Page excerpt »
The ONLY reason that “America being a Christian Nation” is denied, is because “The Left” has so profoundly taken over the education process of Americans and the legions of anti-Americans coming out of John Dewey’s brain washing mills.
Umm, a question: How, or why, is being a Christian so bad?
posted September 29, 2007 at 8:55 am
Donny, why do you think being a Christian is bad? You get saved and everything!
posted September 29, 2007 at 9:44 am
Donny, your familiarity with the political writings of John Locke (d.1704) is most impressive! I wish you had treated us to one of your learned disquisitions, showing how, as you say, the “truth behind who and what ‘founded’ the United States of America” can be found therein. Should we also hunt through Hume and Montesquieu and Rousseau and Algernon Sidney and Trenchard & Gordon and Thomas Paine, or can we just stop with Locke? I sure hope we won’t need to resort to Aristotle’s Politics to resolve this important controversy.
Why not set out your whole invincible case, showing beyond the shadow of a doubt that America IS a Christian nation! That ought to shut the anti-Christians up once and for all.
posted September 29, 2007 at 10:41 am
Doug,
Donny didn’t say being Christian was bad. He asked why others seem to think it’s so bad. And I think that’s a good question to ask. What’s wrong with “Love thy neighbor” and “turn the other cheek”?
Oh, wait. This is probably where someone interjects with, “But Christians never totally live up to what they believe in.” What people seem to forget, though, is that Muslims, Jews, Buddhists, etc., — they also seem to have a hard time living up to what they profess to believe in. If we’re going to charge people with hypocrisy, then we have to charge people of EVERY faith.
posted September 29, 2007 at 2:09 pm
If people refer to the US as a Christian nation – what do they really mean by that?? First we need to define the terminology – does that mean every American must attend church on Sunday? Or cross themselves frequently? Or just that Americans are ‘basically’ good, God-fearing, law-abiding people? (That last definition applies equally to Jewish Americans, Muslim Americans, Hindu Americans etc). Sen. McCain is actually displaying his religious ignorance about Islam if he truly believes that a Muslim (who recognizes Jesus as a prophet!) is unfit to become President whereas he appears to be comfortable w/ a Jewish President (most Jews do not recognize Jesus as a prophet or Messiah – Muslims, just like Christians, are awaiting the coming of the Messiah – in both religions, Jesus is named as the Messiah who will return.) Sen. McCain certainly needs a crash course in world religion!
If being a Christian nation means believing in Jesus, then Muslims are closer to Christians than any other major faith tradition! Our magnificent country has a long tradition of religious pluralism which is enshrined in the Constitution, regardless of the fact that the founding fathers were predominantly Christian. Sen. McCain’s comments are offensive to all non-Christian Americans – shame on him!
posted September 29, 2007 at 2:59 pm
“Sen. McCain’s comments are offensive to all non-Christian Americans – shame on him!”
Y’know, it’s not like wedding religion to politics does all that much good for Christianity, either.
I mean, the most sectarian of Christians would get to clap and dance and thump their chests for a few minutes after the president issued the executive order or whatever declaring America to be officially a Christian country.
But the the long steady inevitable humiliating suborning of religious ideals to political power would start to grind, after a while.
I daresay we’re witnessing that right now.

Data »
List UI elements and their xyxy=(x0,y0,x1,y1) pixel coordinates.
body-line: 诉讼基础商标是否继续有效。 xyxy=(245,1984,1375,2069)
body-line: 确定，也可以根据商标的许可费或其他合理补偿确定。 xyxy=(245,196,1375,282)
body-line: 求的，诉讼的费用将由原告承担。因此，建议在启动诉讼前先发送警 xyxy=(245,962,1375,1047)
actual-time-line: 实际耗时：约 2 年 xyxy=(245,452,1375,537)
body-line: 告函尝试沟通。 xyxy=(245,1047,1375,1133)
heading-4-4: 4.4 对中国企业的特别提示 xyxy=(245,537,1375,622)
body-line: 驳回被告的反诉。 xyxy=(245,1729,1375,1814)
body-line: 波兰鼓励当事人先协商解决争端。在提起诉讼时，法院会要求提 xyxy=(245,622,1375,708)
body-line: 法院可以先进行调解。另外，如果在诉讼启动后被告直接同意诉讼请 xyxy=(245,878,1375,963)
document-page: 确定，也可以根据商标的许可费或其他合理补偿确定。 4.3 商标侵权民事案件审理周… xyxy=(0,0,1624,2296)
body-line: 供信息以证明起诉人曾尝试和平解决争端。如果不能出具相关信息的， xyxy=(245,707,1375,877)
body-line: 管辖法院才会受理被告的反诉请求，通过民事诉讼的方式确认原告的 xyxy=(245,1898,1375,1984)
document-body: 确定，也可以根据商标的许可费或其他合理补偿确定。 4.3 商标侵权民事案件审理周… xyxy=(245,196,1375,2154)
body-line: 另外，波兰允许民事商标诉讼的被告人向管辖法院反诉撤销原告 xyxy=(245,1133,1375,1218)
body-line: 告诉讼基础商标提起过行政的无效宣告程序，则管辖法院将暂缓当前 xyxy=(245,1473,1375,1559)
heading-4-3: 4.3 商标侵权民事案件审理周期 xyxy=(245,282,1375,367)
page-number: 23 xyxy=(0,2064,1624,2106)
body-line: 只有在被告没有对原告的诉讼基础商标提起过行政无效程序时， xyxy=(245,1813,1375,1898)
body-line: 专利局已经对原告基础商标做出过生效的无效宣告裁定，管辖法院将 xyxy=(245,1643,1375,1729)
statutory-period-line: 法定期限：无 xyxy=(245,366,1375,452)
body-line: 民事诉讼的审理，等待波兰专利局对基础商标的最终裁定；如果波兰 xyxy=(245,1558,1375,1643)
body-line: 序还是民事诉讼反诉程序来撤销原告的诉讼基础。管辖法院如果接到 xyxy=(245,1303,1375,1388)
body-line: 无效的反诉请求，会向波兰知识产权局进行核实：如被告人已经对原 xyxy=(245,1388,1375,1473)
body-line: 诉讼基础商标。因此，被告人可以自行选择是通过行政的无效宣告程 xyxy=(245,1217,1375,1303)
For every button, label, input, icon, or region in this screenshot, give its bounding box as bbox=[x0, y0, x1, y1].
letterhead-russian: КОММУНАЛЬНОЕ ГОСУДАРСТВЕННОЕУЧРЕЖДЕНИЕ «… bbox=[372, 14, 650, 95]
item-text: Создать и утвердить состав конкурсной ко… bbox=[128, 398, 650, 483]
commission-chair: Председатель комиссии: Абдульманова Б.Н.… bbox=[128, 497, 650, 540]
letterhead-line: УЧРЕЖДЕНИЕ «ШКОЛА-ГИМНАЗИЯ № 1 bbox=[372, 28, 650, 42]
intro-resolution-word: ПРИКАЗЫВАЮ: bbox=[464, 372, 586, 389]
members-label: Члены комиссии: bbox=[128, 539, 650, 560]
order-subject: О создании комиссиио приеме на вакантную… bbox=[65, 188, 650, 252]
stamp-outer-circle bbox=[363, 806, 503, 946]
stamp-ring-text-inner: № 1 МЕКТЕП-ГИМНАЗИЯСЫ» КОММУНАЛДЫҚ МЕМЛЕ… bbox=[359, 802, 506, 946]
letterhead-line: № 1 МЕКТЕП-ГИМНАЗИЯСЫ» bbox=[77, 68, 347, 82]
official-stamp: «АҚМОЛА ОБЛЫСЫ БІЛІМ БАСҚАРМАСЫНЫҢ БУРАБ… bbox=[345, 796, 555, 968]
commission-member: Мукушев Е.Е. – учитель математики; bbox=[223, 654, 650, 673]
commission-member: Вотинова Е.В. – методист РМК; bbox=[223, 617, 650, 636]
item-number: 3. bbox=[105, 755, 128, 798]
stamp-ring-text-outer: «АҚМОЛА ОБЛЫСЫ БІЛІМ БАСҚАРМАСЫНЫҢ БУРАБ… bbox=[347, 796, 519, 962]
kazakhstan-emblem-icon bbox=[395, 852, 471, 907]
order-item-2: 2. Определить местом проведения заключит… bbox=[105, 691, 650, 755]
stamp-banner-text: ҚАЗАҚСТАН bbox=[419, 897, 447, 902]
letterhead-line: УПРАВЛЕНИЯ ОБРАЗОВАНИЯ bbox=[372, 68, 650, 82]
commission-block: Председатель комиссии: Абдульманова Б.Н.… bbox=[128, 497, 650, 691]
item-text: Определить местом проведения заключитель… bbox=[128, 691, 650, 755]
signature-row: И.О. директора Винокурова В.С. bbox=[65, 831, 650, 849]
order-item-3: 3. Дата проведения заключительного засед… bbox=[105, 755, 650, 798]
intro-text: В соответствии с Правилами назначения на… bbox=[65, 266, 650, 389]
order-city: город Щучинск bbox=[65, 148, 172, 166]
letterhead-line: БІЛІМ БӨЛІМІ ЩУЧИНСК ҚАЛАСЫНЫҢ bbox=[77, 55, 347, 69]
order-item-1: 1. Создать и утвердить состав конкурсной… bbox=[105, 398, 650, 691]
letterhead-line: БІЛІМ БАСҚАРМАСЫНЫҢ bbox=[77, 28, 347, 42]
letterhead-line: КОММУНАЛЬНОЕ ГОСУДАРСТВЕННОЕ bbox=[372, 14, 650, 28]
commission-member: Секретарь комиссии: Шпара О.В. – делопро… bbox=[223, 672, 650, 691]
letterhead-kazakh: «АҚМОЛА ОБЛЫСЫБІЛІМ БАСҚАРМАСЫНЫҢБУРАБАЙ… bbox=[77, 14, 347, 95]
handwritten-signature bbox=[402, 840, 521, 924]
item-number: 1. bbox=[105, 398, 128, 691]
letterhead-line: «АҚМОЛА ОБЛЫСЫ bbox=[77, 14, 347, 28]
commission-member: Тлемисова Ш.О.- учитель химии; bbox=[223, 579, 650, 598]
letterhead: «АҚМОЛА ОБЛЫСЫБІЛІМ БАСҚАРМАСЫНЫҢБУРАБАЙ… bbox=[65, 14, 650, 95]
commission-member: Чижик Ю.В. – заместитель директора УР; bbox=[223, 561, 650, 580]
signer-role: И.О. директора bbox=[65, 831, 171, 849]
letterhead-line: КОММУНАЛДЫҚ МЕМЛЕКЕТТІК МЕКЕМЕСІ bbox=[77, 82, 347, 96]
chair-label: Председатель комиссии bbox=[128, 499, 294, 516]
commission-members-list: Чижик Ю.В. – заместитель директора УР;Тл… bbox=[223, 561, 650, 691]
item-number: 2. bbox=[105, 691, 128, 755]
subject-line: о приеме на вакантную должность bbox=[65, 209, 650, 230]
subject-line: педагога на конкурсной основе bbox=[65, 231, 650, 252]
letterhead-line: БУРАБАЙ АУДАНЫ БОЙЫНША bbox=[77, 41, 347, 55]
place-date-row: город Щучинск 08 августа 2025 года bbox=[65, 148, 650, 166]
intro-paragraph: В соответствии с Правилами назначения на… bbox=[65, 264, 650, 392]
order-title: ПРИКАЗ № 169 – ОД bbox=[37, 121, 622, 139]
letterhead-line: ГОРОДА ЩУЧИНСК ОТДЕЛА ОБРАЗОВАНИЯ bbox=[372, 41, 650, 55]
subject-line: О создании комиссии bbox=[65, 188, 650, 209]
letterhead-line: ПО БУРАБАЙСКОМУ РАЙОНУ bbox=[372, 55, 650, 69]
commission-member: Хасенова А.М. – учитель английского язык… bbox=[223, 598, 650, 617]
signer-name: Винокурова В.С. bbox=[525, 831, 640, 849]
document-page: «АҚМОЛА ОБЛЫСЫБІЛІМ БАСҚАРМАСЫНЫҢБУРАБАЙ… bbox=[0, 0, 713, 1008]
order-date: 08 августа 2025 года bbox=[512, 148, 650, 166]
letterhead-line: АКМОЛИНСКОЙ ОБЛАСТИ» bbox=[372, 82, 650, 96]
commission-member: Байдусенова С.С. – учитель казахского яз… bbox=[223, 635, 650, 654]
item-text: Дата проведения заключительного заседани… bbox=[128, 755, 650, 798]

Things to do »
1) Answer these about the comment thread on America as a Christian nation:
(a) Which senator does one comment say needs a crash course in world religion?
(b) What year of death is given for John Locke?
(c) Which two sayings are quoted in the question "What's wrong with..."?
2) Carry on the comment thread about America as a Christian nation from where it stops.

Expected outputs »
1)
(a) Sen. McCain
(b) 1704
(c) "Love thy neighbor" and "turn the other cheek"

2)
posted September 29, 2007 at 10:40 pm
Of course no advanced country nowadays would make much of being ‘officially’ Christian, and even countries like the UK with a fairly long history of having an Established Church today have a church much less established than in the past, where rigorous religious tests were applied to practically every sort of official or semi-official position, including government posts, military appointments, professorships,and so on. One wonders what other countries would be on Sen. McCain’s “Christian country” list: all of the Western Hemisphere? All of Europe? Spain, but not France? Portugal but not Italy?
Since the basis for the assertion that “America is a Christian country” seems to be intentionally vague, one might ever say hare-brained, I’ve often wondered what in the world is meant by it. Either it’s a very trivial observation, that the vast majority of the Founders considered themselves to be Christians and thought that Christian morality was an excellent basis for civil harmony; or that, perhaps, today Americans are (possibly) more Christian than any other single faith. These, as I said are trivial observation.
The non-trivial assertion, that our Constitution does, or ought to, establish a government of an explicitly Christian character, is simply false.
Whether the Founders could have imagined a time when non-Christian immigrants and the rise of unbelief would so alter the cultural landscape is neither here nor there. In their wisdom, they provided a secular Constitution that has proved fully equal to the task of government under these much-altered social condition.
posted September 30, 2007 at 7:42 am
I have known Senator McCain for many years and am startled by this interview. Additional questions should be asked. Why does he feel compelled have a baptism now when he did not feel it was necessary three months ago? How often has he gone to church or had interaction with the church over the last 18 months? How often did he attend from 2000-the end of 2005? Why is he pandering? This man is NOT steeped in religious faith. If you stake your entire national political career on being a straight talker, you should be held to the standard you set. Had the Senator never chosen to agressively defy religion, this path would make sense, but he cannot strive for votes from all sides if his entire national persona is an in your face straight talker who does not want your vote if you don’t like his defiant straight talk. I have never witnessed a more stark example of how someone will do and say ANYTHING for their own personal ambitions. His judgment is lacking. He would not make a good President and should not be elected.
posted September 30, 2007 at 8:10 am
Well, Dilara, you made your point about accepting Muslims by putting Jews down. You said was that Muslims should be more aceptable by Christians than Jews because they accept Jesus as a prophet. This is a dangerous path to go down for Muslims, Christians and Jews.
The separation of religion and state has been good for all religions in America. I can walk down my street in Philadelphia and I will be in a 5 minute walk of churches of various denominations ,a synagogue and Unitartian Chuch as well.
SkipChurch, yes the founders were all well familiar with Jewish immigrants and with churches. I live in Philadelphia. The second oldest synagogue in American was found there in 1740. The founders were certainly aware and no problems with a Jewish community in Philadelphia.
“What’s wrong with “Love thy neighbor” and “turn the other cheek”?
When I read sections of the New Testament, as a Jew, there are sections that seem so hateful that I feel physically ill and my stomach churns. Yes, the New Tesatement is about love and turning the other cheek, but it is also about other things as well. The New Testament is part of early Christian polemics to prove the moral superiority of Christianity over Judaism.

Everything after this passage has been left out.